» What the task requires
Can you transcribe every line exactly and leave the pictures behind?

_ _ _

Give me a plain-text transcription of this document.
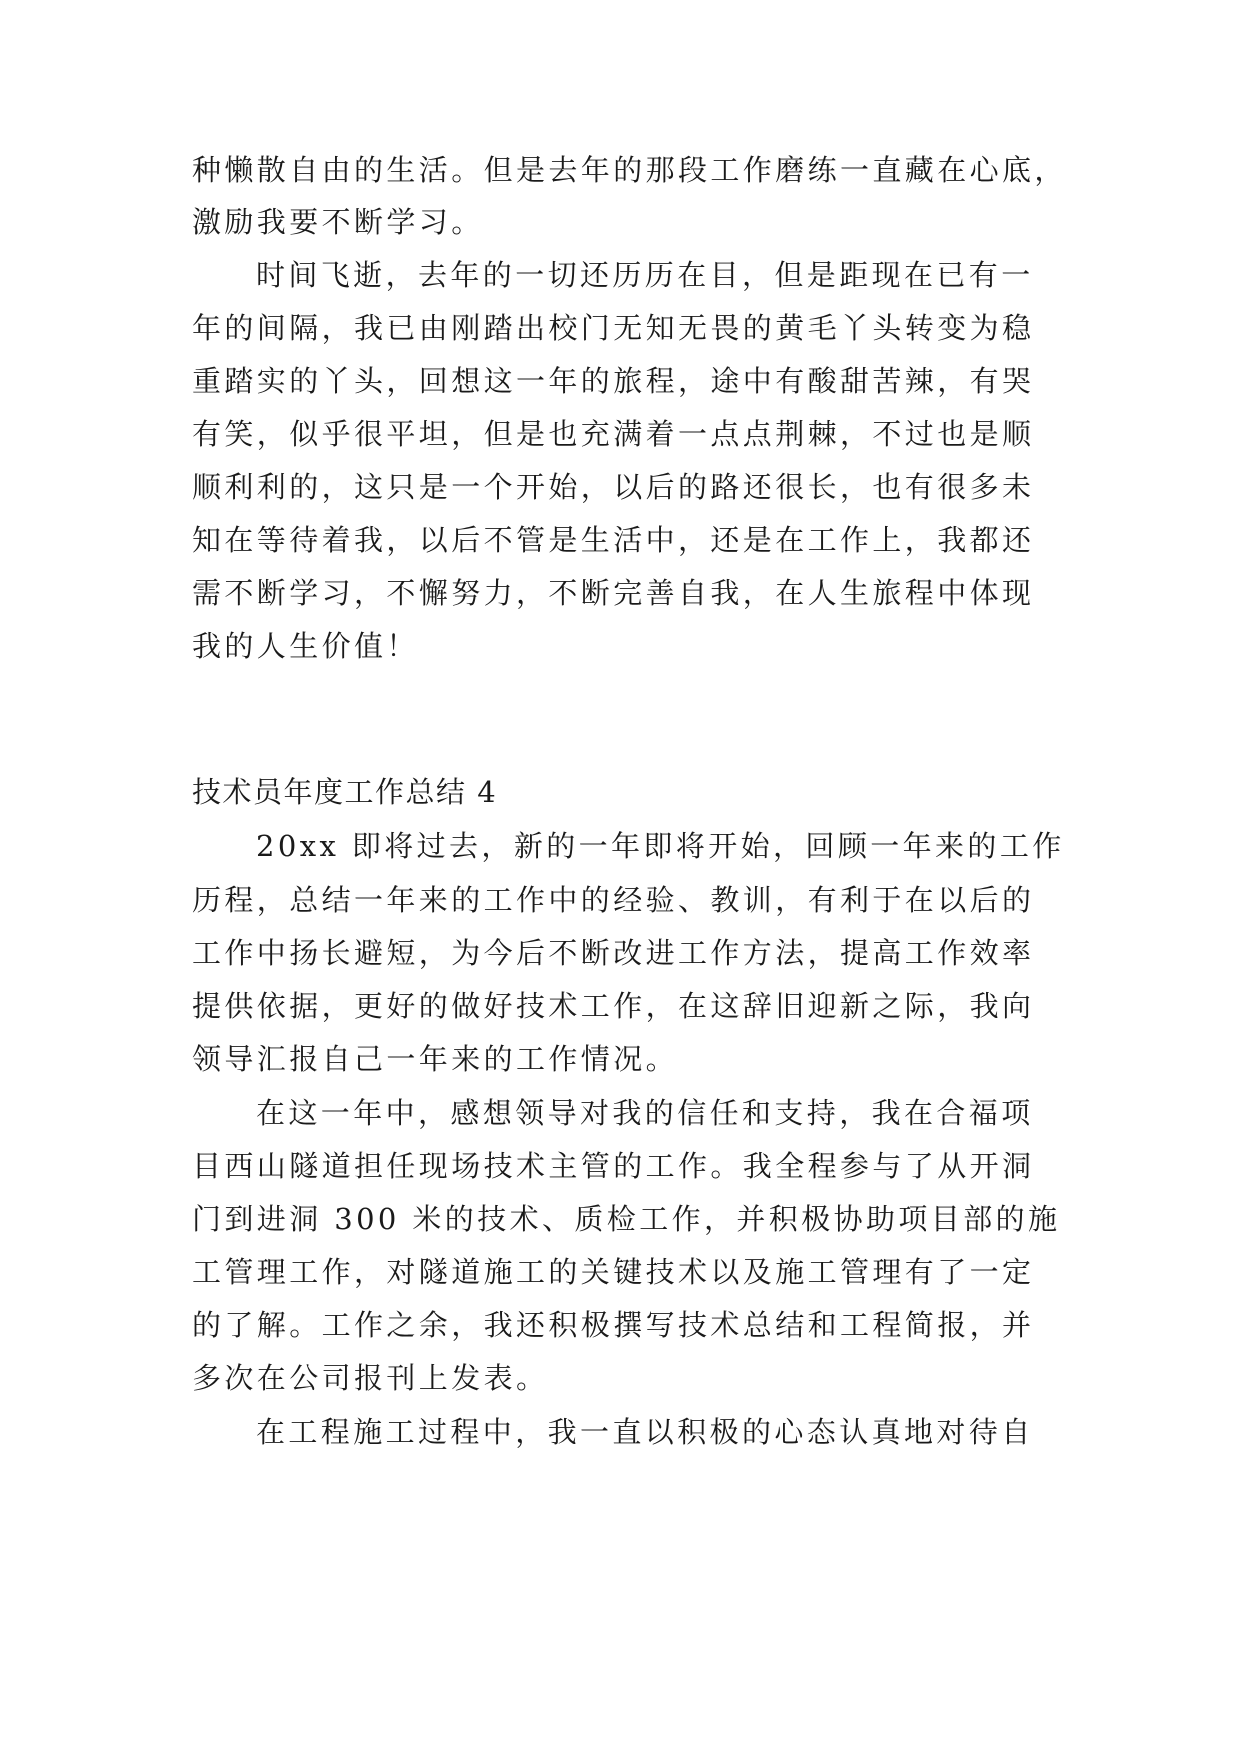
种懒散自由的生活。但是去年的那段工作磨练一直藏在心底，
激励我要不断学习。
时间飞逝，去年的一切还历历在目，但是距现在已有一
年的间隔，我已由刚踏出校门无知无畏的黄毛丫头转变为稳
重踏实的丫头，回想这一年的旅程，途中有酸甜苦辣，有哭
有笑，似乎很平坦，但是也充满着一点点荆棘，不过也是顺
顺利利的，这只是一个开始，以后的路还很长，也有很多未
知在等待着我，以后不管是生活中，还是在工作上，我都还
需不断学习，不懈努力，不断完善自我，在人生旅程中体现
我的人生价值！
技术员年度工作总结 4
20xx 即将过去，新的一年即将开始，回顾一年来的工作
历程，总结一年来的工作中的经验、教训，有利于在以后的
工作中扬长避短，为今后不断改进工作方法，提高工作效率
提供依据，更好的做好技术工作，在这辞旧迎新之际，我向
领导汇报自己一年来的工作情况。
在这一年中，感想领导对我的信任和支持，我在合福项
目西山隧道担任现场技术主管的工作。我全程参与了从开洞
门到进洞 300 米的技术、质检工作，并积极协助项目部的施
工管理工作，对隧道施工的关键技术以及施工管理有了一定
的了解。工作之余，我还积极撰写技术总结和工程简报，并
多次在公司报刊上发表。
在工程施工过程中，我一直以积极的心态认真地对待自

_ _ _

» Answer to this exercise
Give me a plain-text transcription of this document.
种懒散自由的生活。但是去年的那段工作磨练一直藏在心底，
激励我要不断学习。
时间飞逝，去年的一切还历历在目，但是距现在已有一
年的间隔，我已由刚踏出校门无知无畏的黄毛丫头转变为稳
重踏实的丫头，回想这一年的旅程，途中有酸甜苦辣，有哭
有笑，似乎很平坦，但是也充满着一点点荆棘，不过也是顺
顺利利的，这只是一个开始，以后的路还很长，也有很多未
知在等待着我，以后不管是生活中，还是在工作上，我都还
需不断学习，不懈努力，不断完善自我，在人生旅程中体现
我的人生价值！
技术员年度工作总结 4
20xx 即将过去，新的一年即将开始，回顾一年来的工作
历程，总结一年来的工作中的经验、教训，有利于在以后的
工作中扬长避短，为今后不断改进工作方法，提高工作效率
提供依据，更好的做好技术工作，在这辞旧迎新之际，我向
领导汇报自己一年来的工作情况。
在这一年中，感想领导对我的信任和支持，我在合福项
目西山隧道担任现场技术主管的工作。我全程参与了从开洞
门到进洞 300 米的技术、质检工作，并积极协助项目部的施
工管理工作，对隧道施工的关键技术以及施工管理有了一定
的了解。工作之余，我还积极撰写技术总结和工程简报，并
多次在公司报刊上发表。
在工程施工过程中，我一直以积极的心态认真地对待自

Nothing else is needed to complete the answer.